> TASK REQUIREMENTS
Transcribe the entries that follow exactly as they appear, minus pictures.

Stored entries:
>> start
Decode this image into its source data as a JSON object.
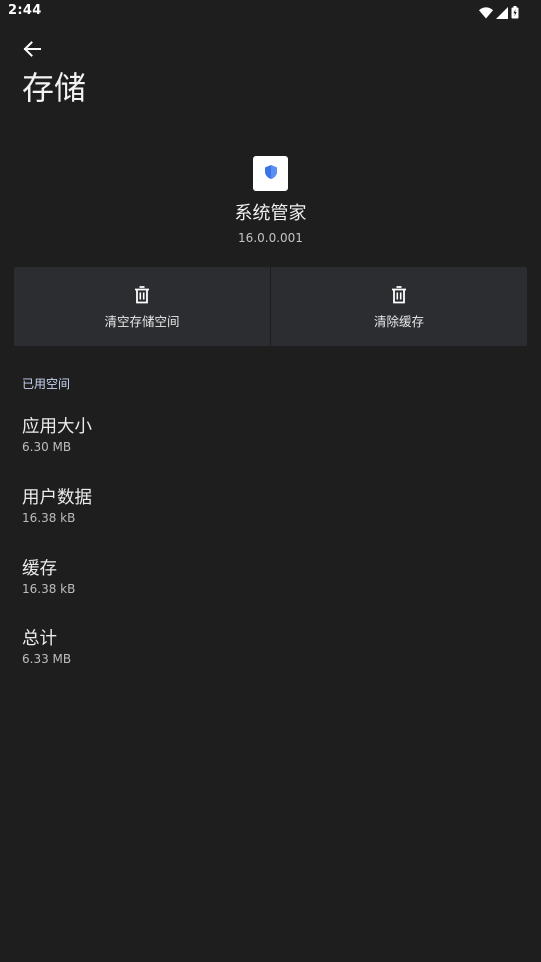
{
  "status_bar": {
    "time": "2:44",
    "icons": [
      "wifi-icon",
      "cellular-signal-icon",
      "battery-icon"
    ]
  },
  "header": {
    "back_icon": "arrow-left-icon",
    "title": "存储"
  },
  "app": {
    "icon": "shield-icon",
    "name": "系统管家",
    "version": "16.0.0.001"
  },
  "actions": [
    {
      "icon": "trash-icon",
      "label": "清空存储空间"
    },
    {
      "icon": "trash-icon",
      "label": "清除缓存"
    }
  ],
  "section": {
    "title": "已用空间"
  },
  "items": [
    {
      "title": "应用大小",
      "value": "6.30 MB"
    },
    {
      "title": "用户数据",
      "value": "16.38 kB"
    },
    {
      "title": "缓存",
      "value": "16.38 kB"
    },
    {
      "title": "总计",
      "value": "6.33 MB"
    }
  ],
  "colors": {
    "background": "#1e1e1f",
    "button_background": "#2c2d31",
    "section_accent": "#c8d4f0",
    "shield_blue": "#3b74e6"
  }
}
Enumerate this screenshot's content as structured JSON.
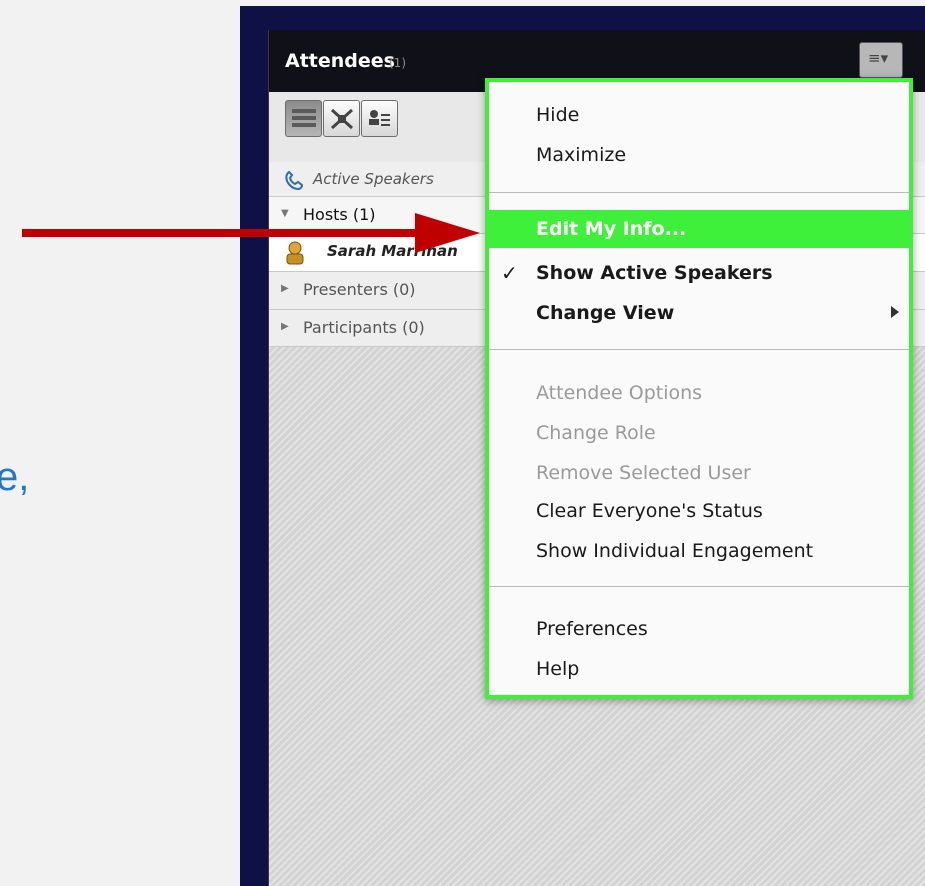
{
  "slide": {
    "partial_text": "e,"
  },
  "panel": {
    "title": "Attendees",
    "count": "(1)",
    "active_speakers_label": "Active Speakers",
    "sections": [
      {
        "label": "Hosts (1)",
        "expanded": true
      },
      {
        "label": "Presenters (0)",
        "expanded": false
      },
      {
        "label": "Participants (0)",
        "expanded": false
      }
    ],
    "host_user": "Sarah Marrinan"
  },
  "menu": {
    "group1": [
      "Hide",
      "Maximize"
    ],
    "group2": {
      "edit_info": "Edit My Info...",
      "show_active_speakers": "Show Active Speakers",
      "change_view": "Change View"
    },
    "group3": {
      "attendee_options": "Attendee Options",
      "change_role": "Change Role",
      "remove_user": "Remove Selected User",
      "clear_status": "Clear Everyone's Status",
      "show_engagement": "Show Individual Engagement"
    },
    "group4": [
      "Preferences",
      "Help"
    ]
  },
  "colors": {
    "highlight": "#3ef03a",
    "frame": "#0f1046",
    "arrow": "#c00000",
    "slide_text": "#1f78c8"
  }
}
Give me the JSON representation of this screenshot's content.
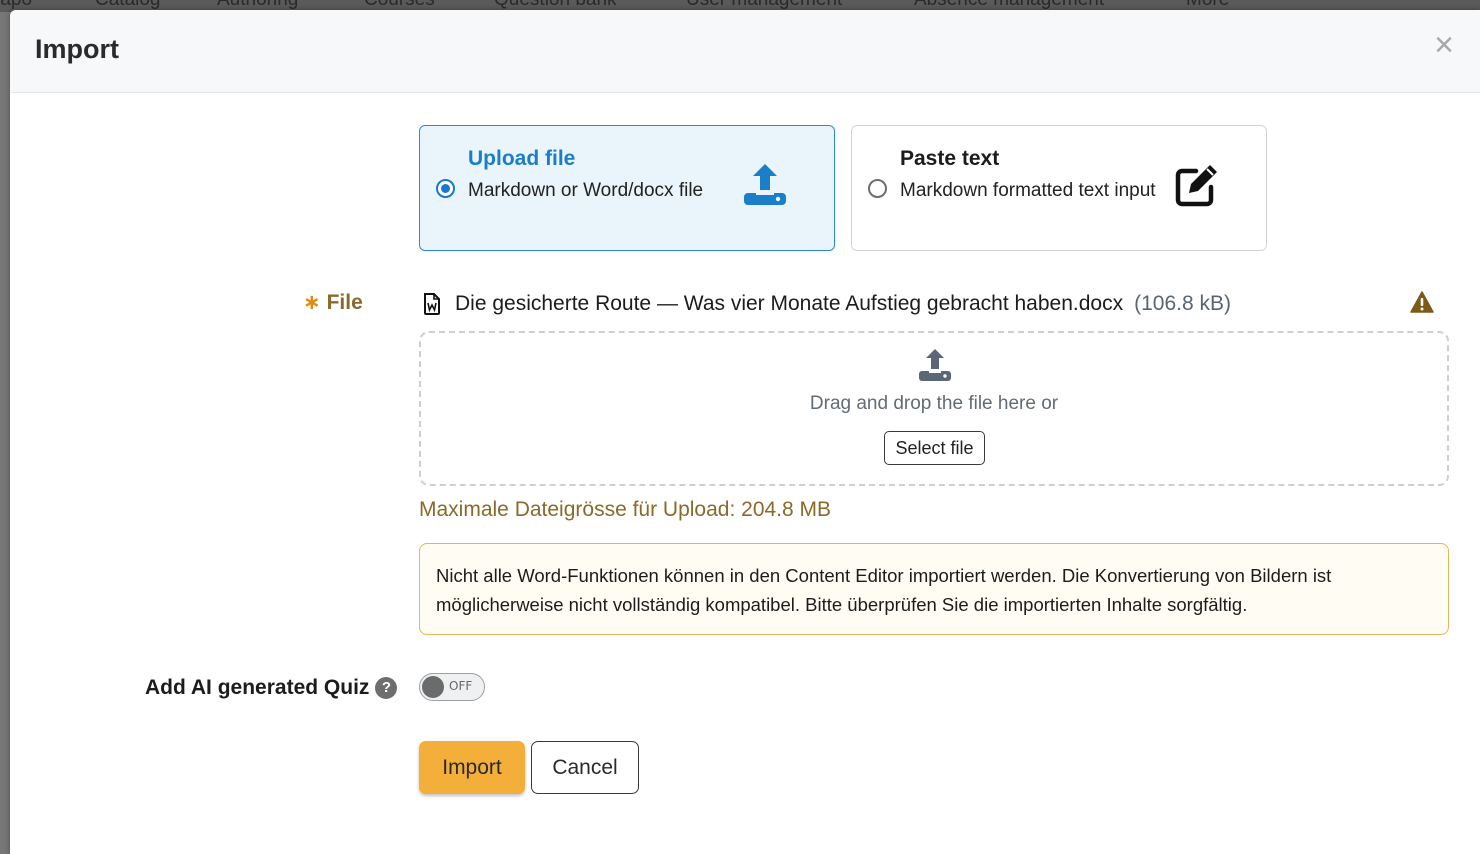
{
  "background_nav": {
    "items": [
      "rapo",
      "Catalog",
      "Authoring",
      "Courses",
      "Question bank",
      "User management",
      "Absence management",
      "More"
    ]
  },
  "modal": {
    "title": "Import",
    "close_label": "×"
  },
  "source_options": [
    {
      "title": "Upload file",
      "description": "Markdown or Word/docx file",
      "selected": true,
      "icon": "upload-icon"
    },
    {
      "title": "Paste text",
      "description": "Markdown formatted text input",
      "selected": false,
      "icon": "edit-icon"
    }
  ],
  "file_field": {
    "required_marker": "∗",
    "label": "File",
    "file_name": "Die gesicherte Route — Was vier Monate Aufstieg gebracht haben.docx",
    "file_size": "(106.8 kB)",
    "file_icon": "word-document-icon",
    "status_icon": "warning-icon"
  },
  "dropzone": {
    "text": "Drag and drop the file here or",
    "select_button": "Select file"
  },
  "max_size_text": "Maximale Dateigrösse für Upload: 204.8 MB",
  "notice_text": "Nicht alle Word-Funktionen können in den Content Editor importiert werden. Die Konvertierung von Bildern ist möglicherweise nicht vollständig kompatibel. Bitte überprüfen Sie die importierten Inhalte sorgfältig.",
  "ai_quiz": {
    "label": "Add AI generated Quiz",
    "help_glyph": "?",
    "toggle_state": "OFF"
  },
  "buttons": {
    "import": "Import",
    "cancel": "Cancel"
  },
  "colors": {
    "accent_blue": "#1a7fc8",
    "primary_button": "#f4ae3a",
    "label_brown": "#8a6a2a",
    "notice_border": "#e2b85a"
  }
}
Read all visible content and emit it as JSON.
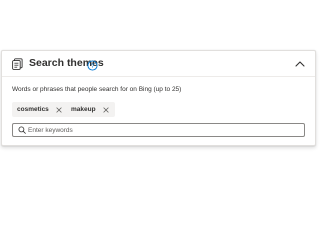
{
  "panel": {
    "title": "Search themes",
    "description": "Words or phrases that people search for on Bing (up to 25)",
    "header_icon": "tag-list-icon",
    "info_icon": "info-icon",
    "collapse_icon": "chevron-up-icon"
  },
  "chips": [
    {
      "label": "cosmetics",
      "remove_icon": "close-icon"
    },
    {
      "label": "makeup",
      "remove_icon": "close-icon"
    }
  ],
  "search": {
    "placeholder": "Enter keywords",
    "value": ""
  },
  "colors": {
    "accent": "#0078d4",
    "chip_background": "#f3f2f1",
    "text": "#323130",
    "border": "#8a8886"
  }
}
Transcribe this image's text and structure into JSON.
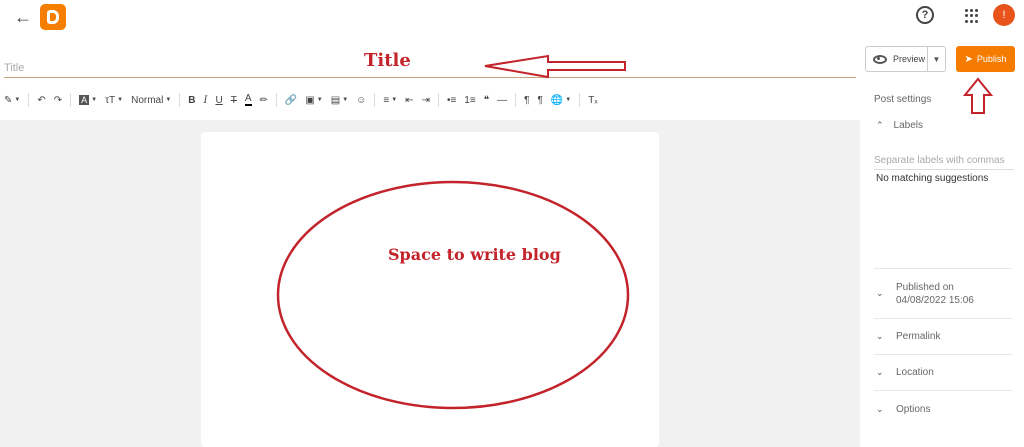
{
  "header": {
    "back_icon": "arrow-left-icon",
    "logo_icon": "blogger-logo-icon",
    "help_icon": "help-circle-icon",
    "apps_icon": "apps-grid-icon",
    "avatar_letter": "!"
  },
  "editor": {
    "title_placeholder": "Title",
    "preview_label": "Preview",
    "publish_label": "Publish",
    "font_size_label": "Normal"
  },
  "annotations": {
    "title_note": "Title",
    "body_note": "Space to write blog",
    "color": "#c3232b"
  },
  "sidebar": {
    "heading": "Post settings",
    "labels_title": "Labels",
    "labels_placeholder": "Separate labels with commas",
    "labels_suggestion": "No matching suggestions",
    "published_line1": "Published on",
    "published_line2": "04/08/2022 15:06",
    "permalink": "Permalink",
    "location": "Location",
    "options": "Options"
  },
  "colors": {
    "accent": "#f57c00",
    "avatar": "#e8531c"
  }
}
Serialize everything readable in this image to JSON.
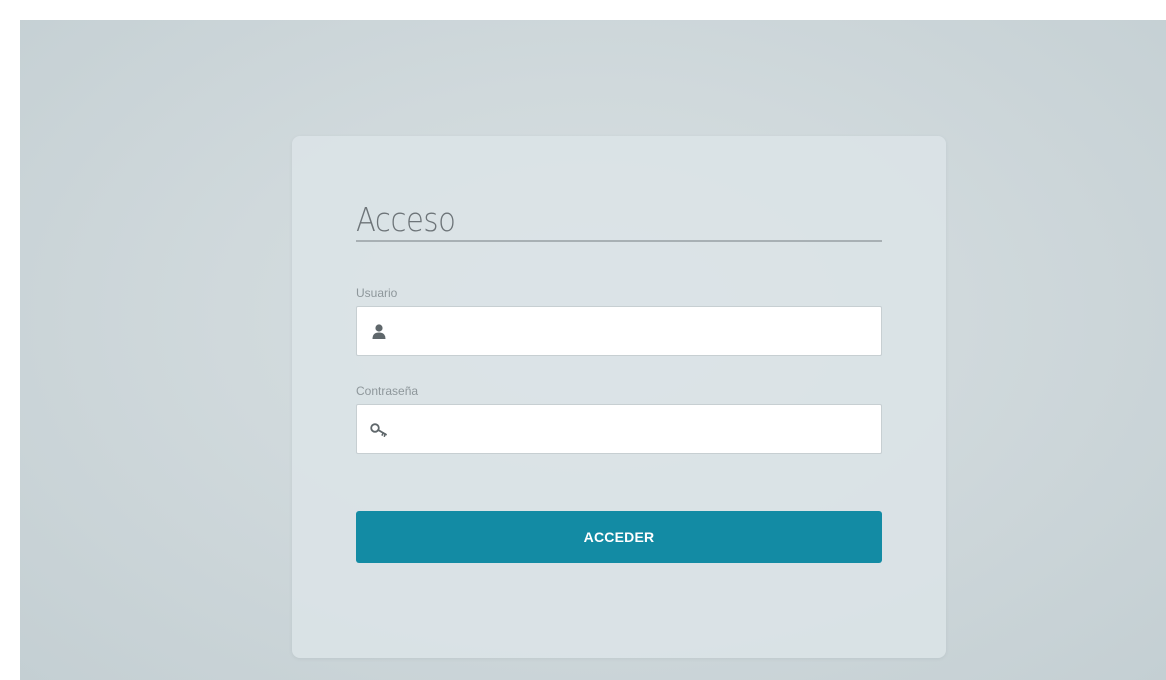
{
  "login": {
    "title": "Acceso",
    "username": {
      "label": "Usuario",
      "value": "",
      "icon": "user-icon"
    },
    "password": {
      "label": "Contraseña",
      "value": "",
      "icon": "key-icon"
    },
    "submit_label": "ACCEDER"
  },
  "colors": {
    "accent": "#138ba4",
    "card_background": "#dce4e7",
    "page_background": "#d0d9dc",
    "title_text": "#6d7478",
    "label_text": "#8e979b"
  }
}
>> end
> SOLUTION TO THE PROBLEM
Decode this image into its source data as a JSON object.
{
  "status_bar": {
    "time": "2:44",
    "icons": [
      "wifi-icon",
      "cellular-signal-icon",
      "battery-icon"
    ]
  },
  "header": {
    "back_icon": "arrow-left-icon",
    "title": "存储"
  },
  "app": {
    "icon": "shield-icon",
    "name": "系统管家",
    "version": "16.0.0.001"
  },
  "actions": [
    {
      "icon": "trash-icon",
      "label": "清空存储空间"
    },
    {
      "icon": "trash-icon",
      "label": "清除缓存"
    }
  ],
  "section": {
    "title": "已用空间"
  },
  "items": [
    {
      "title": "应用大小",
      "value": "6.30 MB"
    },
    {
      "title": "用户数据",
      "value": "16.38 kB"
    },
    {
      "title": "缓存",
      "value": "16.38 kB"
    },
    {
      "title": "总计",
      "value": "6.33 MB"
    }
  ],
  "colors": {
    "background": "#1e1e1f",
    "button_background": "#2c2d31",
    "section_accent": "#c8d4f0",
    "shield_blue": "#3b74e6"
  }
}
Enumerate this screenshot's content as structured JSON.
{
  "slide": {
    "partial_text": "e,"
  },
  "panel": {
    "title": "Attendees",
    "count": "(1)",
    "active_speakers_label": "Active Speakers",
    "sections": [
      {
        "label": "Hosts (1)",
        "expanded": true
      },
      {
        "label": "Presenters (0)",
        "expanded": false
      },
      {
        "label": "Participants (0)",
        "expanded": false
      }
    ],
    "host_user": "Sarah Marrinan"
  },
  "menu": {
    "group1": [
      "Hide",
      "Maximize"
    ],
    "group2": {
      "edit_info": "Edit My Info...",
      "show_active_speakers": "Show Active Speakers",
      "change_view": "Change View"
    },
    "group3": {
      "attendee_options": "Attendee Options",
      "change_role": "Change Role",
      "remove_user": "Remove Selected User",
      "clear_status": "Clear Everyone's Status",
      "show_engagement": "Show Individual Engagement"
    },
    "group4": [
      "Preferences",
      "Help"
    ]
  },
  "colors": {
    "highlight": "#3ef03a",
    "frame": "#0f1046",
    "arrow": "#c00000",
    "slide_text": "#1f78c8"
  }
}
Give me the JSON representation of this screenshot's content.
{
  "background_nav": {
    "items": [
      "rapo",
      "Catalog",
      "Authoring",
      "Courses",
      "Question bank",
      "User management",
      "Absence management",
      "More"
    ]
  },
  "modal": {
    "title": "Import",
    "close_label": "×"
  },
  "source_options": [
    {
      "title": "Upload file",
      "description": "Markdown or Word/docx file",
      "selected": true,
      "icon": "upload-icon"
    },
    {
      "title": "Paste text",
      "description": "Markdown formatted text input",
      "selected": false,
      "icon": "edit-icon"
    }
  ],
  "file_field": {
    "required_marker": "∗",
    "label": "File",
    "file_name": "Die gesicherte Route — Was vier Monate Aufstieg gebracht haben.docx",
    "file_size": "(106.8 kB)",
    "file_icon": "word-document-icon",
    "status_icon": "warning-icon"
  },
  "dropzone": {
    "text": "Drag and drop the file here or",
    "select_button": "Select file"
  },
  "max_size_text": "Maximale Dateigrösse für Upload: 204.8 MB",
  "notice_text": "Nicht alle Word-Funktionen können in den Content Editor importiert werden. Die Konvertierung von Bildern ist möglicherweise nicht vollständig kompatibel. Bitte überprüfen Sie die importierten Inhalte sorgfältig.",
  "ai_quiz": {
    "label": "Add AI generated Quiz",
    "help_glyph": "?",
    "toggle_state": "OFF"
  },
  "buttons": {
    "import": "Import",
    "cancel": "Cancel"
  },
  "colors": {
    "accent_blue": "#1a7fc8",
    "primary_button": "#f4ae3a",
    "label_brown": "#8a6a2a",
    "notice_border": "#e2b85a"
  }
}
Read all visible content and emit it as JSON.
{
  "panel": {
    "title": "Search themes",
    "description": "Words or phrases that people search for on Bing (up to 25)",
    "header_icon": "tag-list-icon",
    "info_icon": "info-icon",
    "collapse_icon": "chevron-up-icon"
  },
  "chips": [
    {
      "label": "cosmetics",
      "remove_icon": "close-icon"
    },
    {
      "label": "makeup",
      "remove_icon": "close-icon"
    }
  ],
  "search": {
    "placeholder": "Enter keywords",
    "value": ""
  },
  "colors": {
    "accent": "#0078d4",
    "chip_background": "#f3f2f1",
    "text": "#323130",
    "border": "#8a8886"
  }
}
Transcribe this image's text and structure into JSON.
{
  "header": {
    "back_icon": "arrow-left-icon",
    "logo_icon": "blogger-logo-icon",
    "help_icon": "help-circle-icon",
    "apps_icon": "apps-grid-icon",
    "avatar_letter": "!"
  },
  "editor": {
    "title_placeholder": "Title",
    "preview_label": "Preview",
    "publish_label": "Publish",
    "font_size_label": "Normal"
  },
  "annotations": {
    "title_note": "Title",
    "body_note": "Space to write blog",
    "color": "#c3232b"
  },
  "sidebar": {
    "heading": "Post settings",
    "labels_title": "Labels",
    "labels_placeholder": "Separate labels with commas",
    "labels_suggestion": "No matching suggestions",
    "published_line1": "Published on",
    "published_line2": "04/08/2022 15:06",
    "permalink": "Permalink",
    "location": "Location",
    "options": "Options"
  },
  "colors": {
    "accent": "#f57c00",
    "avatar": "#e8531c"
  }
}
Serialize everything readable in this image to JSON.
{
  "login": {
    "title": "Acceso",
    "username": {
      "label": "Usuario",
      "value": "",
      "icon": "user-icon"
    },
    "password": {
      "label": "Contraseña",
      "value": "",
      "icon": "key-icon"
    },
    "submit_label": "ACCEDER"
  },
  "colors": {
    "accent": "#138ba4",
    "card_background": "#dce4e7",
    "page_background": "#d0d9dc",
    "title_text": "#6d7478",
    "label_text": "#8e979b"
  }
}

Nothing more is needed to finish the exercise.